- Challenge: Reproduce the listing that follows with no differences at all.

- Raw records:
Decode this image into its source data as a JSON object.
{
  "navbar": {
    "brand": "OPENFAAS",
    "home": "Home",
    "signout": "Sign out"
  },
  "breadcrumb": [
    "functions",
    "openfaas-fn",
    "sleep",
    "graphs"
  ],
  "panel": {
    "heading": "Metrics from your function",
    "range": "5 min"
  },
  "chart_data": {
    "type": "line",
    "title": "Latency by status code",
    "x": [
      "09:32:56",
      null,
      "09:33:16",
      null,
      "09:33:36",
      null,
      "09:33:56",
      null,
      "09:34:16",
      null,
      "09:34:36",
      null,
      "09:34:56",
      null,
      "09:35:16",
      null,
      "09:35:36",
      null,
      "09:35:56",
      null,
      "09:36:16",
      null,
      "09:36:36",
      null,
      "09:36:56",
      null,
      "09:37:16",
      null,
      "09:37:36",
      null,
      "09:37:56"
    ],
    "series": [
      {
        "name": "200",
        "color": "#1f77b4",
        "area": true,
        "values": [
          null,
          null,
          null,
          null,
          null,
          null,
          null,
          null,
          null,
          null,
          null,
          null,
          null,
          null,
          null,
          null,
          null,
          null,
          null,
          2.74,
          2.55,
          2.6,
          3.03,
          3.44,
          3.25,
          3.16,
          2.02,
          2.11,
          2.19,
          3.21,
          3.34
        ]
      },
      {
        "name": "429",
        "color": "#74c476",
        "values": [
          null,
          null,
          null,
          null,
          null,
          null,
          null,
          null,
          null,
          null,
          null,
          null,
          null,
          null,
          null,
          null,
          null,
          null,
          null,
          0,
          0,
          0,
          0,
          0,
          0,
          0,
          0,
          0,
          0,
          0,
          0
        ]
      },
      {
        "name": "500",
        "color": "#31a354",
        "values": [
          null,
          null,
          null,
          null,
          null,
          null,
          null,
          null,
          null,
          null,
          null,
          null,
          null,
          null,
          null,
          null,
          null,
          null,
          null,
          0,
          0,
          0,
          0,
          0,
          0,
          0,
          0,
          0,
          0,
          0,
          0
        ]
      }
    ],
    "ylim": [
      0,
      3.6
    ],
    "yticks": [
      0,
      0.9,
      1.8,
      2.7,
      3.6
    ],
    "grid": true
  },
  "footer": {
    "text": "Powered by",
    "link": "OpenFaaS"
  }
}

- In response:
Decode this image into its source data as a JSON object.
{
  "navbar": {
    "brand": "OPENFAAS",
    "home": "Home",
    "signout": "Sign out"
  },
  "breadcrumb": [
    "functions",
    "openfaas-fn",
    "sleep",
    "graphs"
  ],
  "panel": {
    "heading": "Metrics from your function",
    "range": "5 min"
  },
  "chart_data": {
    "type": "line",
    "title": "Latency by status code",
    "x": [
      "09:32:56",
      null,
      "09:33:16",
      null,
      "09:33:36",
      null,
      "09:33:56",
      null,
      "09:34:16",
      null,
      "09:34:36",
      null,
      "09:34:56",
      null,
      "09:35:16",
      null,
      "09:35:36",
      null,
      "09:35:56",
      null,
      "09:36:16",
      null,
      "09:36:36",
      null,
      "09:36:56",
      null,
      "09:37:16",
      null,
      "09:37:36",
      null,
      "09:37:56"
    ],
    "series": [
      {
        "name": "200",
        "color": "#1f77b4",
        "area": true,
        "values": [
          null,
          null,
          null,
          null,
          null,
          null,
          null,
          null,
          null,
          null,
          null,
          null,
          null,
          null,
          null,
          null,
          null,
          null,
          null,
          2.74,
          2.55,
          2.6,
          3.03,
          3.44,
          3.25,
          3.16,
          2.02,
          2.11,
          2.19,
          3.21,
          3.34
        ]
      },
      {
        "name": "429",
        "color": "#74c476",
        "values": [
          null,
          null,
          null,
          null,
          null,
          null,
          null,
          null,
          null,
          null,
          null,
          null,
          null,
          null,
          null,
          null,
          null,
          null,
          null,
          0,
          0,
          0,
          0,
          0,
          0,
          0,
          0,
          0,
          0,
          0,
          0
        ]
      },
      {
        "name": "500",
        "color": "#31a354",
        "values": [
          null,
          null,
          null,
          null,
          null,
          null,
          null,
          null,
          null,
          null,
          null,
          null,
          null,
          null,
          null,
          null,
          null,
          null,
          null,
          0,
          0,
          0,
          0,
          0,
          0,
          0,
          0,
          0,
          0,
          0,
          0
        ]
      }
    ],
    "ylim": [
      0,
      3.6
    ],
    "yticks": [
      0,
      0.9,
      1.8,
      2.7,
      3.6
    ],
    "grid": true
  },
  "footer": {
    "text": "Powered by",
    "link": "OpenFaaS"
  }
}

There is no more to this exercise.